## Given exercise
Leave out the pictures and repeat the data exactly.

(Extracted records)

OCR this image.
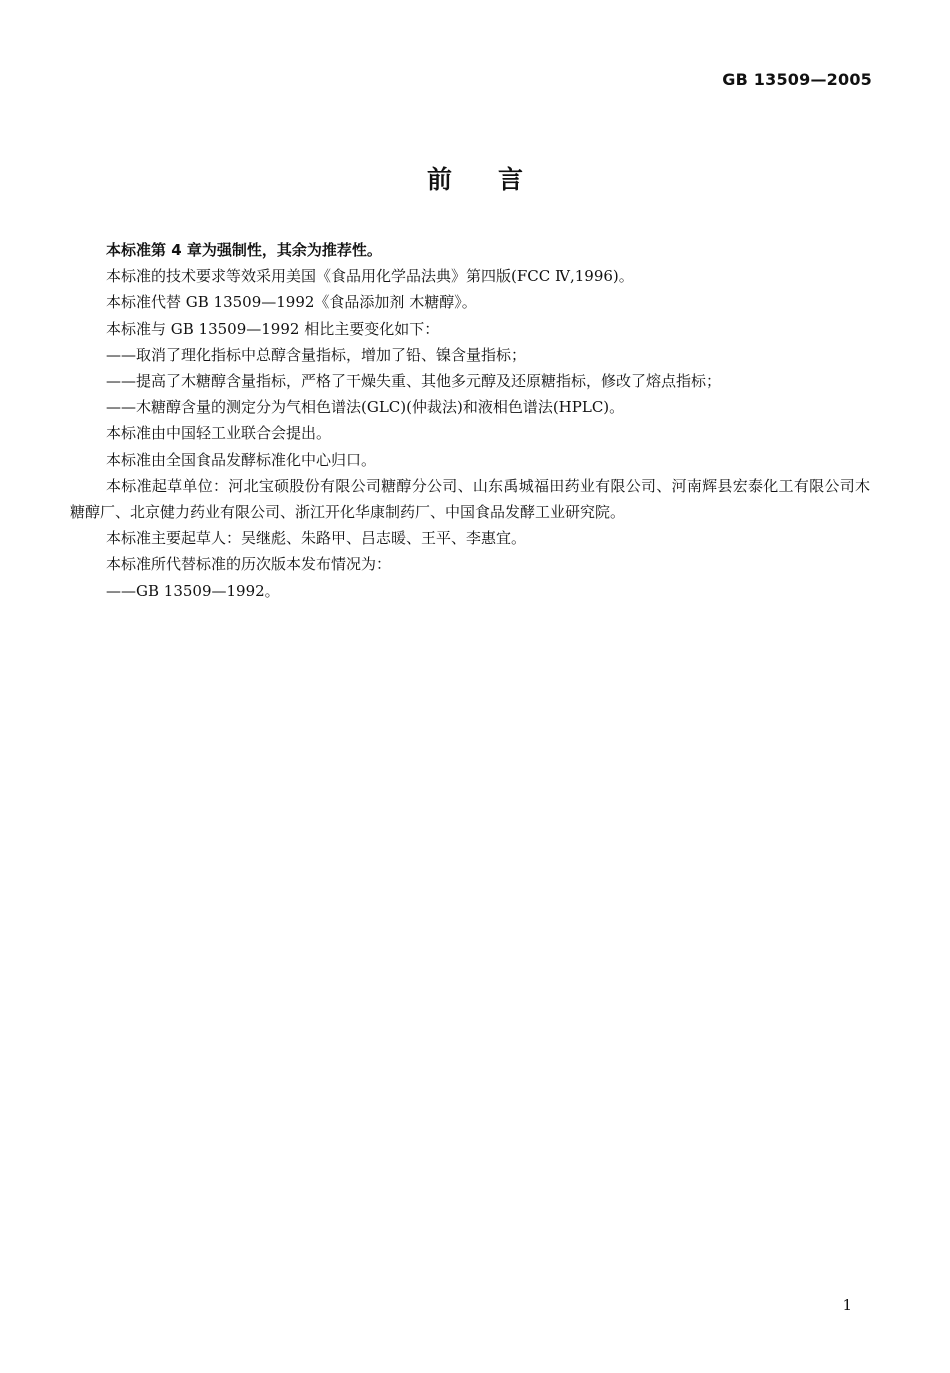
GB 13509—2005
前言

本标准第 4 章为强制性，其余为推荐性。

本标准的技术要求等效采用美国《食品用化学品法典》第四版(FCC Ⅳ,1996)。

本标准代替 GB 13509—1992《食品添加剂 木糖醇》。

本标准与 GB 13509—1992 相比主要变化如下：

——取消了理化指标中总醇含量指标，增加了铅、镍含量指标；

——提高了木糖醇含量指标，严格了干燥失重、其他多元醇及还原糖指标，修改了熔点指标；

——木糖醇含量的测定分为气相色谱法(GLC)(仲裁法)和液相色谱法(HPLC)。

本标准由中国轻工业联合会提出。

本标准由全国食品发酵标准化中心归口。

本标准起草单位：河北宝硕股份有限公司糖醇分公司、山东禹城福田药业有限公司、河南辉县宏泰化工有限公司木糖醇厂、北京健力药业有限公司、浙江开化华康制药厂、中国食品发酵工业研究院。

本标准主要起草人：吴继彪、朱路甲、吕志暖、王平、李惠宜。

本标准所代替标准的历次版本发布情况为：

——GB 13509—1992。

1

## Task answer
OCR this image.
GB 13509—2005
前言

本标准第 4 章为强制性，其余为推荐性。

本标准的技术要求等效采用美国《食品用化学品法典》第四版(FCC Ⅳ,1996)。

本标准代替 GB 13509—1992《食品添加剂 木糖醇》。

本标准与 GB 13509—1992 相比主要变化如下：

——取消了理化指标中总醇含量指标，增加了铅、镍含量指标；

——提高了木糖醇含量指标，严格了干燥失重、其他多元醇及还原糖指标，修改了熔点指标；

——木糖醇含量的测定分为气相色谱法(GLC)(仲裁法)和液相色谱法(HPLC)。

本标准由中国轻工业联合会提出。

本标准由全国食品发酵标准化中心归口。

本标准起草单位：河北宝硕股份有限公司糖醇分公司、山东禹城福田药业有限公司、河南辉县宏泰化工有限公司木糖醇厂、北京健力药业有限公司、浙江开化华康制药厂、中国食品发酵工业研究院。

本标准主要起草人：吴继彪、朱路甲、吕志暖、王平、李惠宜。

本标准所代替标准的历次版本发布情况为：

——GB 13509—1992。

1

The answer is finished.